┏━━

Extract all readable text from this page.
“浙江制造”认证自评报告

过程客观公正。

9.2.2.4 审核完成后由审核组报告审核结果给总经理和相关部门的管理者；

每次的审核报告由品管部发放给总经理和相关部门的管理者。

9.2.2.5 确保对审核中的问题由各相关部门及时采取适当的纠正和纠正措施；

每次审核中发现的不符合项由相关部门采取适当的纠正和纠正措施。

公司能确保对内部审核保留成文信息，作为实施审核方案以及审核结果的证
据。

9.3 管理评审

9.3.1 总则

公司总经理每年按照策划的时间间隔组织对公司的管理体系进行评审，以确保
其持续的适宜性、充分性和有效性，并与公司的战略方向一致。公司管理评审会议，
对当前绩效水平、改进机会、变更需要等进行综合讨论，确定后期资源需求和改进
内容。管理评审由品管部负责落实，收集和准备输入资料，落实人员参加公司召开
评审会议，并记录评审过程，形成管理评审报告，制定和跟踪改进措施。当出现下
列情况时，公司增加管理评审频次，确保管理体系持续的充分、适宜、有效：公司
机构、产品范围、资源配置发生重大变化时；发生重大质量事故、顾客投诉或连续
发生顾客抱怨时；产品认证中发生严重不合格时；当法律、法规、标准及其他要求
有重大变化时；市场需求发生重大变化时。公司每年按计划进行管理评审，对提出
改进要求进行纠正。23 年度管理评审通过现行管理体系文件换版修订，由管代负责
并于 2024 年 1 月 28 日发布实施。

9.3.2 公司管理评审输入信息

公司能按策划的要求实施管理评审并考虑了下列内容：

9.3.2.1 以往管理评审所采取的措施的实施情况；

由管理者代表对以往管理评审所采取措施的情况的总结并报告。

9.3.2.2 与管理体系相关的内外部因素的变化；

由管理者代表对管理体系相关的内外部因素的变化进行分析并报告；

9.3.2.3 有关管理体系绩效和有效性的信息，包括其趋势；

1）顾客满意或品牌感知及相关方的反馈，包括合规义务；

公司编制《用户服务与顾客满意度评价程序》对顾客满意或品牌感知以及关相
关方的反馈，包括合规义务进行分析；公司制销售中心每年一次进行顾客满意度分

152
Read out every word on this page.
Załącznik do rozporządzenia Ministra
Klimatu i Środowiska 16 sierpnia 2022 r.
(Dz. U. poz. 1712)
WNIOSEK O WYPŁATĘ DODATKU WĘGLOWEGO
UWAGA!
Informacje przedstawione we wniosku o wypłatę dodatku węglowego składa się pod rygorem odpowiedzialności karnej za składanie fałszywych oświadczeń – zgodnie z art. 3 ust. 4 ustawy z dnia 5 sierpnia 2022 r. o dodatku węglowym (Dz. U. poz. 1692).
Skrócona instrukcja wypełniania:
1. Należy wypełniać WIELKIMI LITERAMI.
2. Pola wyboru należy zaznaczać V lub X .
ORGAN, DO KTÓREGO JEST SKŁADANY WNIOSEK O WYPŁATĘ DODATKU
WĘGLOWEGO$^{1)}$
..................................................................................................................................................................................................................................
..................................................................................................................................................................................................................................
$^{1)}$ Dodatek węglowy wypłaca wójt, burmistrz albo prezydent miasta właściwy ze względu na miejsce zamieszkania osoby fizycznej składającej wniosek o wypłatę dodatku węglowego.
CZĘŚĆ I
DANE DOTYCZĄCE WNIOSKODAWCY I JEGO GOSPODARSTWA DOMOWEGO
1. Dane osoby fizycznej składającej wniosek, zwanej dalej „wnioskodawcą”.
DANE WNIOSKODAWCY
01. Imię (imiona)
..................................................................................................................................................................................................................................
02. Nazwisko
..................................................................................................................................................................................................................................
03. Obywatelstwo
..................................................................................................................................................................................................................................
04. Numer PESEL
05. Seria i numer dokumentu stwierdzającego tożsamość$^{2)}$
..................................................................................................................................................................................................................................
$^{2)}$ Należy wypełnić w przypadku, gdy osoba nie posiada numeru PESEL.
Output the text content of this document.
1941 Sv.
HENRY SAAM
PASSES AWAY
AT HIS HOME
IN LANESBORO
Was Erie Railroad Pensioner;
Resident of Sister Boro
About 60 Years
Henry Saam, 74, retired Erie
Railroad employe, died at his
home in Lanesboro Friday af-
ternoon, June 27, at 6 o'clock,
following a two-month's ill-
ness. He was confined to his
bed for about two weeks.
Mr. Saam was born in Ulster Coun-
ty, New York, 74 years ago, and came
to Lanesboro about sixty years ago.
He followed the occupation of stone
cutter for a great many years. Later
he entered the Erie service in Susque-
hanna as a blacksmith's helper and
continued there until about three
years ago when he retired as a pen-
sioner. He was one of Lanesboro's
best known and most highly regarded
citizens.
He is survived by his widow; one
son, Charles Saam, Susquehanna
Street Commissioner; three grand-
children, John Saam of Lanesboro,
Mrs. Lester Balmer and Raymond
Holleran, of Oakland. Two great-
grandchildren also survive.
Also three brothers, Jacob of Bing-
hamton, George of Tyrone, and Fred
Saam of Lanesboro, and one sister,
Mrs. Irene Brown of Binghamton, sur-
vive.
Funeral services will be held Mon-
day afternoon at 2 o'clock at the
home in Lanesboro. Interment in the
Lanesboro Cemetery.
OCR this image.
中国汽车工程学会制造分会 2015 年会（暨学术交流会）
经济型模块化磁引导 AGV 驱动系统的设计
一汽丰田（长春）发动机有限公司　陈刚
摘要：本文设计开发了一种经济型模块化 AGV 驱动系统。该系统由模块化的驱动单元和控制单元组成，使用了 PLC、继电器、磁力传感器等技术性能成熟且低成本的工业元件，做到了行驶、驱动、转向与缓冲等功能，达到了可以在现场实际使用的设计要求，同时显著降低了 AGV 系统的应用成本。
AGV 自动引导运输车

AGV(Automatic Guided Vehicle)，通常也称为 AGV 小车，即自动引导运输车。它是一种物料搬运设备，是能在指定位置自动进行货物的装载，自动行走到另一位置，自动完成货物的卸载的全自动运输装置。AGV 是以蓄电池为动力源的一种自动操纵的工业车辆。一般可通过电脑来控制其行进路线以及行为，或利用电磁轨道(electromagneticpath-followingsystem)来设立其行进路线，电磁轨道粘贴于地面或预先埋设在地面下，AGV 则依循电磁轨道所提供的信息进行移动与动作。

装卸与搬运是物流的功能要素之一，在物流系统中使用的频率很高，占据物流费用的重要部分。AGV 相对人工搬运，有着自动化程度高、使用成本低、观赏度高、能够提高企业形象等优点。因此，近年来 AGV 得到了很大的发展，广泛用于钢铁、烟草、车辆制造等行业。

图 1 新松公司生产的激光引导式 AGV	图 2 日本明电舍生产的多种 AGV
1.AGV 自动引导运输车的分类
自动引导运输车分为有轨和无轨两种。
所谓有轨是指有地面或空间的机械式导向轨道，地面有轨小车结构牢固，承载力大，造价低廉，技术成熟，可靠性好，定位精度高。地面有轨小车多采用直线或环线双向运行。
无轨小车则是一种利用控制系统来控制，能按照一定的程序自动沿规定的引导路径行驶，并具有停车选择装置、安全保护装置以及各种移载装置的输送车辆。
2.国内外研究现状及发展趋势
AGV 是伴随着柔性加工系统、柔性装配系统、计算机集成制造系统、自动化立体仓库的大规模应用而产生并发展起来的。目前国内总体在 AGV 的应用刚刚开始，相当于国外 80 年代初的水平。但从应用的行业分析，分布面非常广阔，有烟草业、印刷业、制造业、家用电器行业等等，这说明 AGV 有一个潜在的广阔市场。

┗━━

Exercise: Above are some records. Print them all exactly.

Finished task:
Extract all readable text from this page.
“浙江制造”认证自评报告

过程客观公正。

9.2.2.4 审核完成后由审核组报告审核结果给总经理和相关部门的管理者；

每次的审核报告由品管部发放给总经理和相关部门的管理者。

9.2.2.5 确保对审核中的问题由各相关部门及时采取适当的纠正和纠正措施；

每次审核中发现的不符合项由相关部门采取适当的纠正和纠正措施。

公司能确保对内部审核保留成文信息，作为实施审核方案以及审核结果的证
据。

9.3 管理评审

9.3.1 总则

公司总经理每年按照策划的时间间隔组织对公司的管理体系进行评审，以确保
其持续的适宜性、充分性和有效性，并与公司的战略方向一致。公司管理评审会议，
对当前绩效水平、改进机会、变更需要等进行综合讨论，确定后期资源需求和改进
内容。管理评审由品管部负责落实，收集和准备输入资料，落实人员参加公司召开
评审会议，并记录评审过程，形成管理评审报告，制定和跟踪改进措施。当出现下
列情况时，公司增加管理评审频次，确保管理体系持续的充分、适宜、有效：公司
机构、产品范围、资源配置发生重大变化时；发生重大质量事故、顾客投诉或连续
发生顾客抱怨时；产品认证中发生严重不合格时；当法律、法规、标准及其他要求
有重大变化时；市场需求发生重大变化时。公司每年按计划进行管理评审，对提出
改进要求进行纠正。23 年度管理评审通过现行管理体系文件换版修订，由管代负责
并于 2024 年 1 月 28 日发布实施。

9.3.2 公司管理评审输入信息

公司能按策划的要求实施管理评审并考虑了下列内容：

9.3.2.1 以往管理评审所采取的措施的实施情况；

由管理者代表对以往管理评审所采取措施的情况的总结并报告。

9.3.2.2 与管理体系相关的内外部因素的变化；

由管理者代表对管理体系相关的内外部因素的变化进行分析并报告；

9.3.2.3 有关管理体系绩效和有效性的信息，包括其趋势；

1）顾客满意或品牌感知及相关方的反馈，包括合规义务；

公司编制《用户服务与顾客满意度评价程序》对顾客满意或品牌感知以及关相
关方的反馈，包括合规义务进行分析；公司制销售中心每年一次进行顾客满意度分

152
Read out every word on this page.
Załącznik do rozporządzenia Ministra
Klimatu i Środowiska 16 sierpnia 2022 r.
(Dz. U. poz. 1712)
WNIOSEK O WYPŁATĘ DODATKU WĘGLOWEGO
UWAGA!
Informacje przedstawione we wniosku o wypłatę dodatku węglowego składa się pod rygorem odpowiedzialności karnej za składanie fałszywych oświadczeń – zgodnie z art. 3 ust. 4 ustawy z dnia 5 sierpnia 2022 r. o dodatku węglowym (Dz. U. poz. 1692).
Skrócona instrukcja wypełniania:
1. Należy wypełniać WIELKIMI LITERAMI.
2. Pola wyboru należy zaznaczać V lub X .
ORGAN, DO KTÓREGO JEST SKŁADANY WNIOSEK O WYPŁATĘ DODATKU
WĘGLOWEGO$^{1)}$
..................................................................................................................................................................................................................................
..................................................................................................................................................................................................................................
$^{1)}$ Dodatek węglowy wypłaca wójt, burmistrz albo prezydent miasta właściwy ze względu na miejsce zamieszkania osoby fizycznej składającej wniosek o wypłatę dodatku węglowego.
CZĘŚĆ I
DANE DOTYCZĄCE WNIOSKODAWCY I JEGO GOSPODARSTWA DOMOWEGO
1. Dane osoby fizycznej składającej wniosek, zwanej dalej „wnioskodawcą”.
DANE WNIOSKODAWCY
01. Imię (imiona)
..................................................................................................................................................................................................................................
02. Nazwisko
..................................................................................................................................................................................................................................
03. Obywatelstwo
..................................................................................................................................................................................................................................
04. Numer PESEL
05. Seria i numer dokumentu stwierdzającego tożsamość$^{2)}$
..................................................................................................................................................................................................................................
$^{2)}$ Należy wypełnić w przypadku, gdy osoba nie posiada numeru PESEL.
Output the text content of this document.
1941 Sv.
HENRY SAAM
PASSES AWAY
AT HIS HOME
IN LANESBORO
Was Erie Railroad Pensioner;
Resident of Sister Boro
About 60 Years
Henry Saam, 74, retired Erie
Railroad employe, died at his
home in Lanesboro Friday af-
ternoon, June 27, at 6 o'clock,
following a two-month's ill-
ness. He was confined to his
bed for about two weeks.
Mr. Saam was born in Ulster Coun-
ty, New York, 74 years ago, and came
to Lanesboro about sixty years ago.
He followed the occupation of stone
cutter for a great many years. Later
he entered the Erie service in Susque-
hanna as a blacksmith's helper and
continued there until about three
years ago when he retired as a pen-
sioner. He was one of Lanesboro's
best known and most highly regarded
citizens.
He is survived by his widow; one
son, Charles Saam, Susquehanna
Street Commissioner; three grand-
children, John Saam of Lanesboro,
Mrs. Lester Balmer and Raymond
Holleran, of Oakland. Two great-
grandchildren also survive.
Also three brothers, Jacob of Bing-
hamton, George of Tyrone, and Fred
Saam of Lanesboro, and one sister,
Mrs. Irene Brown of Binghamton, sur-
vive.
Funeral services will be held Mon-
day afternoon at 2 o'clock at the
home in Lanesboro. Interment in the
Lanesboro Cemetery.
OCR this image.
中国汽车工程学会制造分会 2015 年会（暨学术交流会）
经济型模块化磁引导 AGV 驱动系统的设计
一汽丰田（长春）发动机有限公司　陈刚
摘要：本文设计开发了一种经济型模块化 AGV 驱动系统。该系统由模块化的驱动单元和控制单元组成，使用了 PLC、继电器、磁力传感器等技术性能成熟且低成本的工业元件，做到了行驶、驱动、转向与缓冲等功能，达到了可以在现场实际使用的设计要求，同时显著降低了 AGV 系统的应用成本。
AGV 自动引导运输车

AGV(Automatic Guided Vehicle)，通常也称为 AGV 小车，即自动引导运输车。它是一种物料搬运设备，是能在指定位置自动进行货物的装载，自动行走到另一位置，自动完成货物的卸载的全自动运输装置。AGV 是以蓄电池为动力源的一种自动操纵的工业车辆。一般可通过电脑来控制其行进路线以及行为，或利用电磁轨道(electromagneticpath-followingsystem)来设立其行进路线，电磁轨道粘贴于地面或预先埋设在地面下，AGV 则依循电磁轨道所提供的信息进行移动与动作。

装卸与搬运是物流的功能要素之一，在物流系统中使用的频率很高，占据物流费用的重要部分。AGV 相对人工搬运，有着自动化程度高、使用成本低、观赏度高、能够提高企业形象等优点。因此，近年来 AGV 得到了很大的发展，广泛用于钢铁、烟草、车辆制造等行业。

图 1 新松公司生产的激光引导式 AGV	图 2 日本明电舍生产的多种 AGV
1.AGV 自动引导运输车的分类
自动引导运输车分为有轨和无轨两种。
所谓有轨是指有地面或空间的机械式导向轨道，地面有轨小车结构牢固，承载力大，造价低廉，技术成熟，可靠性好，定位精度高。地面有轨小车多采用直线或环线双向运行。
无轨小车则是一种利用控制系统来控制，能按照一定的程序自动沿规定的引导路径行驶，并具有停车选择装置、安全保护装置以及各种移载装置的输送车辆。
2.国内外研究现状及发展趋势
AGV 是伴随着柔性加工系统、柔性装配系统、计算机集成制造系统、自动化立体仓库的大规模应用而产生并发展起来的。目前国内总体在 AGV 的应用刚刚开始，相当于国外 80 年代初的水平。但从应用的行业分析，分布面非常广阔，有烟草业、印刷业、制造业、家用电器行业等等，这说明 AGV 有一个潜在的广阔市场。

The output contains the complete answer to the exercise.